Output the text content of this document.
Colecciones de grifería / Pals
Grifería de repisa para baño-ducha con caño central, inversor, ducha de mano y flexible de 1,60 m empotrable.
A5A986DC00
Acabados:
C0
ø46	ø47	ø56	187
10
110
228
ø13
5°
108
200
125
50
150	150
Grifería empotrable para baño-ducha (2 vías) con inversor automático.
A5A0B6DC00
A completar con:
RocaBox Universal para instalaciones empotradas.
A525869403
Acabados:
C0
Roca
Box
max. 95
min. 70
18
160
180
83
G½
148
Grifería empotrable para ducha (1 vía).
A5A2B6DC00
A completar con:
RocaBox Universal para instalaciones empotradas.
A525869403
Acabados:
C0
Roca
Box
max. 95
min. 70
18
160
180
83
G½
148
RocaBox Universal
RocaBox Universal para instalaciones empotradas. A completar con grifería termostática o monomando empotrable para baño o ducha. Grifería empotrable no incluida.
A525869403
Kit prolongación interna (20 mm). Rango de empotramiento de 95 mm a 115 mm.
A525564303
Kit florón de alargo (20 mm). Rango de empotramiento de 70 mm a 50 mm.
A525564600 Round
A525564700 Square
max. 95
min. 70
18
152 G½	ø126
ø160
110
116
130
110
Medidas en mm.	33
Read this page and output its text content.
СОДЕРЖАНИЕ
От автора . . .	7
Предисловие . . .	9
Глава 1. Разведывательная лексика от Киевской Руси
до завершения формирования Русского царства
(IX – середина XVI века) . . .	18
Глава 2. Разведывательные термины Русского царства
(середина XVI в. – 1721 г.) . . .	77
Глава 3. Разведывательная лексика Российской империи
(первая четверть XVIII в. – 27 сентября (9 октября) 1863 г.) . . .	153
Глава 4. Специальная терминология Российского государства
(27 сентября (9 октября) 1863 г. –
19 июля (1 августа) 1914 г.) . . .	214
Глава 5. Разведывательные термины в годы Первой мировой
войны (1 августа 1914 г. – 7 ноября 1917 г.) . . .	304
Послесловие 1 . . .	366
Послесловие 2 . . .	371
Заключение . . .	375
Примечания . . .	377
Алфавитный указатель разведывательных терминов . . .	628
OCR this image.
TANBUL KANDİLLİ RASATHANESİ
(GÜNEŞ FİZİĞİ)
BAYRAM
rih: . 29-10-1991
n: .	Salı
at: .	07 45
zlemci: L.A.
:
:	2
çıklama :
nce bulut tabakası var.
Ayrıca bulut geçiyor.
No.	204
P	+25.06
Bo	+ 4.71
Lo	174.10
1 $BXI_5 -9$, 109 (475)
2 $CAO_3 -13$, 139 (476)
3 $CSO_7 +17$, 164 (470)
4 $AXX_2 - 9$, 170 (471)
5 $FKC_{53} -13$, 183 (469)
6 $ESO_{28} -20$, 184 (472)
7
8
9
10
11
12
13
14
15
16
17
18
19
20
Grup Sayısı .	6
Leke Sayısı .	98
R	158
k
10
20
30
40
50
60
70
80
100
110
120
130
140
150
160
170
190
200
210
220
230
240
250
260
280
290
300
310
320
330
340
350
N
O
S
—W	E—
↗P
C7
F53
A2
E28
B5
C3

- [WHAT IS NEEDED]: Retype every entry above, word for word.

- [SOLUTION TO THIS PROBLEM]:
Output the text content of this document.
Colecciones de grifería / Pals
Grifería de repisa para baño-ducha con caño central, inversor, ducha de mano y flexible de 1,60 m empotrable.
A5A986DC00
Acabados:
C0
ø46	ø47	ø56	187
10
110
228
ø13
5°
108
200
125
50
150	150
Grifería empotrable para baño-ducha (2 vías) con inversor automático.
A5A0B6DC00
A completar con:
RocaBox Universal para instalaciones empotradas.
A525869403
Acabados:
C0
Roca
Box
max. 95
min. 70
18
160
180
83
G½
148
Grifería empotrable para ducha (1 vía).
A5A2B6DC00
A completar con:
RocaBox Universal para instalaciones empotradas.
A525869403
Acabados:
C0
Roca
Box
max. 95
min. 70
18
160
180
83
G½
148
RocaBox Universal
RocaBox Universal para instalaciones empotradas. A completar con grifería termostática o monomando empotrable para baño o ducha. Grifería empotrable no incluida.
A525869403
Kit prolongación interna (20 mm). Rango de empotramiento de 95 mm a 115 mm.
A525564303
Kit florón de alargo (20 mm). Rango de empotramiento de 70 mm a 50 mm.
A525564600 Round
A525564700 Square
max. 95
min. 70
18
152 G½	ø126
ø160
110
116
130
110
Medidas en mm.	33
Read this page and output its text content.
СОДЕРЖАНИЕ
От автора . . .	7
Предисловие . . .	9
Глава 1. Разведывательная лексика от Киевской Руси
до завершения формирования Русского царства
(IX – середина XVI века) . . .	18
Глава 2. Разведывательные термины Русского царства
(середина XVI в. – 1721 г.) . . .	77
Глава 3. Разведывательная лексика Российской империи
(первая четверть XVIII в. – 27 сентября (9 октября) 1863 г.) . . .	153
Глава 4. Специальная терминология Российского государства
(27 сентября (9 октября) 1863 г. –
19 июля (1 августа) 1914 г.) . . .	214
Глава 5. Разведывательные термины в годы Первой мировой
войны (1 августа 1914 г. – 7 ноября 1917 г.) . . .	304
Послесловие 1 . . .	366
Послесловие 2 . . .	371
Заключение . . .	375
Примечания . . .	377
Алфавитный указатель разведывательных терминов . . .	628
OCR this image.
TANBUL KANDİLLİ RASATHANESİ
(GÜNEŞ FİZİĞİ)
BAYRAM
rih: . 29-10-1991
n: .	Salı
at: .	07 45
zlemci: L.A.
:
:	2
çıklama :
nce bulut tabakası var.
Ayrıca bulut geçiyor.
No.	204
P	+25.06
Bo	+ 4.71
Lo	174.10
1 $BXI_5 -9$, 109 (475)
2 $CAO_3 -13$, 139 (476)
3 $CSO_7 +17$, 164 (470)
4 $AXX_2 - 9$, 170 (471)
5 $FKC_{53} -13$, 183 (469)
6 $ESO_{28} -20$, 184 (472)
7
8
9
10
11
12
13
14
15
16
17
18
19
20
Grup Sayısı .	6
Leke Sayısı .	98
R	158
k
10
20
30
40
50
60
70
80
100
110
120
130
140
150
160
170
190
200
210
220
230
240
250
260
280
290
300
310
320
330
340
350
N
O
S
—W	E—
↗P
C7
F53
A2
E28
B5
C3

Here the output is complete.